--- Begin EXTRACTED DATA ---
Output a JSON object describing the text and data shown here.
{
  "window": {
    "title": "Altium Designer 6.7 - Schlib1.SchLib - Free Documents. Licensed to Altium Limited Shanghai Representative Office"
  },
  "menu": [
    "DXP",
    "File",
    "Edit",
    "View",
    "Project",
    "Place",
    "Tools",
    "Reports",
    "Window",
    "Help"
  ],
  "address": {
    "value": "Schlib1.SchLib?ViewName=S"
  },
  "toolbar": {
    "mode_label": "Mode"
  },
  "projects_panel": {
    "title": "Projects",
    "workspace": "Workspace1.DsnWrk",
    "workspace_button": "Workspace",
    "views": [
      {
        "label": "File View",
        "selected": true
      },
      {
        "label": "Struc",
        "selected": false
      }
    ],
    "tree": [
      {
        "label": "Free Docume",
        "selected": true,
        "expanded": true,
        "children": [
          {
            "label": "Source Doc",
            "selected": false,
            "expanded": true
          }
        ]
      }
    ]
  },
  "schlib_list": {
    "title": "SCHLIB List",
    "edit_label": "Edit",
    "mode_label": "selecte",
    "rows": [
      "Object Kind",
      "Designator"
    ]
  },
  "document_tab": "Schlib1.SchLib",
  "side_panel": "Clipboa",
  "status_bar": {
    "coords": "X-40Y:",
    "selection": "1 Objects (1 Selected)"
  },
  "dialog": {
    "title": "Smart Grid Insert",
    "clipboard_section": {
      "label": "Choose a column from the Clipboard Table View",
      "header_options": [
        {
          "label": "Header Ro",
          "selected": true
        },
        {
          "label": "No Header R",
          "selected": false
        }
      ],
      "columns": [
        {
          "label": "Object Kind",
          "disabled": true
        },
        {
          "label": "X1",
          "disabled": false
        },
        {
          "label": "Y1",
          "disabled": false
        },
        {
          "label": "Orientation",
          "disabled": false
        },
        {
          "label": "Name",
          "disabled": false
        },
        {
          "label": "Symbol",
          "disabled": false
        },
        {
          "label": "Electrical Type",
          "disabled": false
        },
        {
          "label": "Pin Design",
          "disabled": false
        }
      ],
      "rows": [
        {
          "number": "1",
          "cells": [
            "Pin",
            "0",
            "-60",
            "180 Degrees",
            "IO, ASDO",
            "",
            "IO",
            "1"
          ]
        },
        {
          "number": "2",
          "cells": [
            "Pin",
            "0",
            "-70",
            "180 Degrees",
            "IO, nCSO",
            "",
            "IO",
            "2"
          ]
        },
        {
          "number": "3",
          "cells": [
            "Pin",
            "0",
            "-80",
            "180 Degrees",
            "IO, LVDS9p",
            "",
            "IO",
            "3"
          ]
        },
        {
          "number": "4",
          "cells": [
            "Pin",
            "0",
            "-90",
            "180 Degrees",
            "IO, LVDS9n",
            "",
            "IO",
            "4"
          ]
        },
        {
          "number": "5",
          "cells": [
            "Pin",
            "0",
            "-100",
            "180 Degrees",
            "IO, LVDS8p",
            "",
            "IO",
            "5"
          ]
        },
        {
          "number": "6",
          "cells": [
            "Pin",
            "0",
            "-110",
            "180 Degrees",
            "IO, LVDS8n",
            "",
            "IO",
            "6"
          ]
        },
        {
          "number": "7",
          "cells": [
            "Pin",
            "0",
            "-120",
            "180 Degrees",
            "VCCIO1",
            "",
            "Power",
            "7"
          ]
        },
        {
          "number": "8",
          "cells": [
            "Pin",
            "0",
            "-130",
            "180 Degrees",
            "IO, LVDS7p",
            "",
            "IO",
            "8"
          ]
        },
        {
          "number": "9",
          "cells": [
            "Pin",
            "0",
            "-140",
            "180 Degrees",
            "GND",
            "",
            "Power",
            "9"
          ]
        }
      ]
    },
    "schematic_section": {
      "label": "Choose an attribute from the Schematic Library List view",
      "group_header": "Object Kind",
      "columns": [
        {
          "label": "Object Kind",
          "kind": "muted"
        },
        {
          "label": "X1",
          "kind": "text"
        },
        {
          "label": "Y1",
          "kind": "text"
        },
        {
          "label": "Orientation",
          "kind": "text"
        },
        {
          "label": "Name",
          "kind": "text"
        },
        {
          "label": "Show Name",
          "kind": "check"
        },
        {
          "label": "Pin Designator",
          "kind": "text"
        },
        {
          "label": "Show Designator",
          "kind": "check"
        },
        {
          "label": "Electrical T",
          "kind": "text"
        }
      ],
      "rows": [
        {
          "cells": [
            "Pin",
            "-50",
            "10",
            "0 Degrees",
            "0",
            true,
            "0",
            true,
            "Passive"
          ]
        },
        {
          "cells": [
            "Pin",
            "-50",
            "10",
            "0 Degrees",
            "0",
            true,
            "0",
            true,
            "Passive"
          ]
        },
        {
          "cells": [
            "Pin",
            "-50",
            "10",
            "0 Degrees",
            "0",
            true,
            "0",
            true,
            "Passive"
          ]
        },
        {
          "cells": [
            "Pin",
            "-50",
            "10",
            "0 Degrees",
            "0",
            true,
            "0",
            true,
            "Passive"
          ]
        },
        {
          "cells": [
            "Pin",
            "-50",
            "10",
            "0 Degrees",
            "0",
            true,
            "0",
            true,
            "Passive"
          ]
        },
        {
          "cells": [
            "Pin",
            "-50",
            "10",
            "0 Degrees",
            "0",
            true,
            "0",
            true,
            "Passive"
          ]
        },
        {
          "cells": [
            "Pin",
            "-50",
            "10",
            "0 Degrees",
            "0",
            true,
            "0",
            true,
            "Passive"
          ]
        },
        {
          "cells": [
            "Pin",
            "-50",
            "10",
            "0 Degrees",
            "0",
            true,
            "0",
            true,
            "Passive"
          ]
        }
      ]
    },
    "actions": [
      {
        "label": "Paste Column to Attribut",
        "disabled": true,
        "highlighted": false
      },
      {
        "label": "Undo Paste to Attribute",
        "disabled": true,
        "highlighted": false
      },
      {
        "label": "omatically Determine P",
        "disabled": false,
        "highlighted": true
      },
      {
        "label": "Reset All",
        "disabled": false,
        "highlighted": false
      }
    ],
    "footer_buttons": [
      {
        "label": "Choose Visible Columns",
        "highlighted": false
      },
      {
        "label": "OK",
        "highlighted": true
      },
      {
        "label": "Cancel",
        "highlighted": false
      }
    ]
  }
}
--- End EXTRACTED DATA ---
Extract the complete data, matching each line exactly.

Output a JSON object describing the text and data shown here.
{
  "window": {
    "title": "Altium Designer 6.7 - Schlib1.SchLib - Free Documents. Licensed to Altium Limited Shanghai Representative Office"
  },
  "menu": [
    "DXP",
    "File",
    "Edit",
    "View",
    "Project",
    "Place",
    "Tools",
    "Reports",
    "Window",
    "Help"
  ],
  "address": {
    "value": "Schlib1.SchLib?ViewName=S"
  },
  "toolbar": {
    "mode_label": "Mode"
  },
  "projects_panel": {
    "title": "Projects",
    "workspace": "Workspace1.DsnWrk",
    "workspace_button": "Workspace",
    "views": [
      {
        "label": "File View",
        "selected": true
      },
      {
        "label": "Struc",
        "selected": false
      }
    ],
    "tree": [
      {
        "label": "Free Docume",
        "selected": true,
        "expanded": true,
        "children": [
          {
            "label": "Source Doc",
            "selected": false,
            "expanded": true
          }
        ]
      }
    ]
  },
  "schlib_list": {
    "title": "SCHLIB List",
    "edit_label": "Edit",
    "mode_label": "selecte",
    "rows": [
      "Object Kind",
      "Designator"
    ]
  },
  "document_tab": "Schlib1.SchLib",
  "side_panel": "Clipboa",
  "status_bar": {
    "coords": "X-40Y:",
    "selection": "1 Objects (1 Selected)"
  },
  "dialog": {
    "title": "Smart Grid Insert",
    "clipboard_section": {
      "label": "Choose a column from the Clipboard Table View",
      "header_options": [
        {
          "label": "Header Ro",
          "selected": true
        },
        {
          "label": "No Header R",
          "selected": false
        }
      ],
      "columns": [
        {
          "label": "Object Kind",
          "disabled": true
        },
        {
          "label": "X1",
          "disabled": false
        },
        {
          "label": "Y1",
          "disabled": false
        },
        {
          "label": "Orientation",
          "disabled": false
        },
        {
          "label": "Name",
          "disabled": false
        },
        {
          "label": "Symbol",
          "disabled": false
        },
        {
          "label": "Electrical Type",
          "disabled": false
        },
        {
          "label": "Pin Design",
          "disabled": false
        }
      ],
      "rows": [
        {
          "number": "1",
          "cells": [
            "Pin",
            "0",
            "-60",
            "180 Degrees",
            "IO, ASDO",
            "",
            "IO",
            "1"
          ]
        },
        {
          "number": "2",
          "cells": [
            "Pin",
            "0",
            "-70",
            "180 Degrees",
            "IO, nCSO",
            "",
            "IO",
            "2"
          ]
        },
        {
          "number": "3",
          "cells": [
            "Pin",
            "0",
            "-80",
            "180 Degrees",
            "IO, LVDS9p",
            "",
            "IO",
            "3"
          ]
        },
        {
          "number": "4",
          "cells": [
            "Pin",
            "0",
            "-90",
            "180 Degrees",
            "IO, LVDS9n",
            "",
            "IO",
            "4"
          ]
        },
        {
          "number": "5",
          "cells": [
            "Pin",
            "0",
            "-100",
            "180 Degrees",
            "IO, LVDS8p",
            "",
            "IO",
            "5"
          ]
        },
        {
          "number": "6",
          "cells": [
            "Pin",
            "0",
            "-110",
            "180 Degrees",
            "IO, LVDS8n",
            "",
            "IO",
            "6"
          ]
        },
        {
          "number": "7",
          "cells": [
            "Pin",
            "0",
            "-120",
            "180 Degrees",
            "VCCIO1",
            "",
            "Power",
            "7"
          ]
        },
        {
          "number": "8",
          "cells": [
            "Pin",
            "0",
            "-130",
            "180 Degrees",
            "IO, LVDS7p",
            "",
            "IO",
            "8"
          ]
        },
        {
          "number": "9",
          "cells": [
            "Pin",
            "0",
            "-140",
            "180 Degrees",
            "GND",
            "",
            "Power",
            "9"
          ]
        }
      ]
    },
    "schematic_section": {
      "label": "Choose an attribute from the Schematic Library List view",
      "group_header": "Object Kind",
      "columns": [
        {
          "label": "Object Kind",
          "kind": "muted"
        },
        {
          "label": "X1",
          "kind": "text"
        },
        {
          "label": "Y1",
          "kind": "text"
        },
        {
          "label": "Orientation",
          "kind": "text"
        },
        {
          "label": "Name",
          "kind": "text"
        },
        {
          "label": "Show Name",
          "kind": "check"
        },
        {
          "label": "Pin Designator",
          "kind": "text"
        },
        {
          "label": "Show Designator",
          "kind": "check"
        },
        {
          "label": "Electrical T",
          "kind": "text"
        }
      ],
      "rows": [
        {
          "cells": [
            "Pin",
            "-50",
            "10",
            "0 Degrees",
            "0",
            true,
            "0",
            true,
            "Passive"
          ]
        },
        {
          "cells": [
            "Pin",
            "-50",
            "10",
            "0 Degrees",
            "0",
            true,
            "0",
            true,
            "Passive"
          ]
        },
        {
          "cells": [
            "Pin",
            "-50",
            "10",
            "0 Degrees",
            "0",
            true,
            "0",
            true,
            "Passive"
          ]
        },
        {
          "cells": [
            "Pin",
            "-50",
            "10",
            "0 Degrees",
            "0",
            true,
            "0",
            true,
            "Passive"
          ]
        },
        {
          "cells": [
            "Pin",
            "-50",
            "10",
            "0 Degrees",
            "0",
            true,
            "0",
            true,
            "Passive"
          ]
        },
        {
          "cells": [
            "Pin",
            "-50",
            "10",
            "0 Degrees",
            "0",
            true,
            "0",
            true,
            "Passive"
          ]
        },
        {
          "cells": [
            "Pin",
            "-50",
            "10",
            "0 Degrees",
            "0",
            true,
            "0",
            true,
            "Passive"
          ]
        },
        {
          "cells": [
            "Pin",
            "-50",
            "10",
            "0 Degrees",
            "0",
            true,
            "0",
            true,
            "Passive"
          ]
        }
      ]
    },
    "actions": [
      {
        "label": "Paste Column to Attribut",
        "disabled": true,
        "highlighted": false
      },
      {
        "label": "Undo Paste to Attribute",
        "disabled": true,
        "highlighted": false
      },
      {
        "label": "omatically Determine P",
        "disabled": false,
        "highlighted": true
      },
      {
        "label": "Reset All",
        "disabled": false,
        "highlighted": false
      }
    ],
    "footer_buttons": [
      {
        "label": "Choose Visible Columns",
        "highlighted": false
      },
      {
        "label": "OK",
        "highlighted": true
      },
      {
        "label": "Cancel",
        "highlighted": false
      }
    ]
  }
}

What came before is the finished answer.